YOUR OBJECTIVE:
Copy the lines below word for word, with none left out.

::: INPUT MATERIAL :::

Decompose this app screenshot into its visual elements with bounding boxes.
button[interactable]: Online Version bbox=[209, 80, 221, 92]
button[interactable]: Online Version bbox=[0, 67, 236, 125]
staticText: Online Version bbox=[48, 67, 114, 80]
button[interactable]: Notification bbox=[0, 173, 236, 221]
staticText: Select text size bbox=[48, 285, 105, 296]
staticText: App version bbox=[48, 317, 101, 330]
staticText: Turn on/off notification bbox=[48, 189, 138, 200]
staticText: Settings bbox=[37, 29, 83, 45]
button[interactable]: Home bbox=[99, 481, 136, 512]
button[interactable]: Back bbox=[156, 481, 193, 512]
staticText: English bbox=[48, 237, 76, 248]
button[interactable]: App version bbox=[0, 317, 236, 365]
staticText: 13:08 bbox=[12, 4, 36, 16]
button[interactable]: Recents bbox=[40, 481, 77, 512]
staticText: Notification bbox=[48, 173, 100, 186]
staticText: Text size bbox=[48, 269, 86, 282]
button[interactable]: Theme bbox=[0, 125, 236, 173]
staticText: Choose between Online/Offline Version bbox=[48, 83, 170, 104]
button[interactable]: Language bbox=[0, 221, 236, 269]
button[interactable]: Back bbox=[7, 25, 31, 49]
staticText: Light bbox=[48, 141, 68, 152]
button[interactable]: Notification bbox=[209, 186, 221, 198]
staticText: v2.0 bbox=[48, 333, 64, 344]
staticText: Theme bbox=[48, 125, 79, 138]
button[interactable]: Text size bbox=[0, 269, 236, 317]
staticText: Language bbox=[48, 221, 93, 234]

:::

EXERCISE ANSWER:
Decompose this app screenshot into its visual elements with bounding boxes.
button[interactable]: Online Version bbox=[209, 80, 221, 92]
button[interactable]: Online Version bbox=[0, 67, 236, 125]
staticText: Online Version bbox=[48, 67, 114, 80]
button[interactable]: Notification bbox=[0, 173, 236, 221]
staticText: Select text size bbox=[48, 285, 105, 296]
staticText: App version bbox=[48, 317, 101, 330]
staticText: Turn on/off notification bbox=[48, 189, 138, 200]
staticText: Settings bbox=[37, 29, 83, 45]
button[interactable]: Home bbox=[99, 481, 136, 512]
button[interactable]: Back bbox=[156, 481, 193, 512]
staticText: English bbox=[48, 237, 76, 248]
button[interactable]: App version bbox=[0, 317, 236, 365]
staticText: 13:08 bbox=[12, 4, 36, 16]
button[interactable]: Recents bbox=[40, 481, 77, 512]
staticText: Notification bbox=[48, 173, 100, 186]
staticText: Text size bbox=[48, 269, 86, 282]
button[interactable]: Theme bbox=[0, 125, 236, 173]
staticText: Choose between Online/Offline Version bbox=[48, 83, 170, 104]
button[interactable]: Language bbox=[0, 221, 236, 269]
button[interactable]: Back bbox=[7, 25, 31, 49]
staticText: Light bbox=[48, 141, 68, 152]
button[interactable]: Notification bbox=[209, 186, 221, 198]
staticText: v2.0 bbox=[48, 333, 64, 344]
staticText: Theme bbox=[48, 125, 79, 138]
button[interactable]: Text size bbox=[0, 269, 236, 317]
staticText: Language bbox=[48, 221, 93, 234]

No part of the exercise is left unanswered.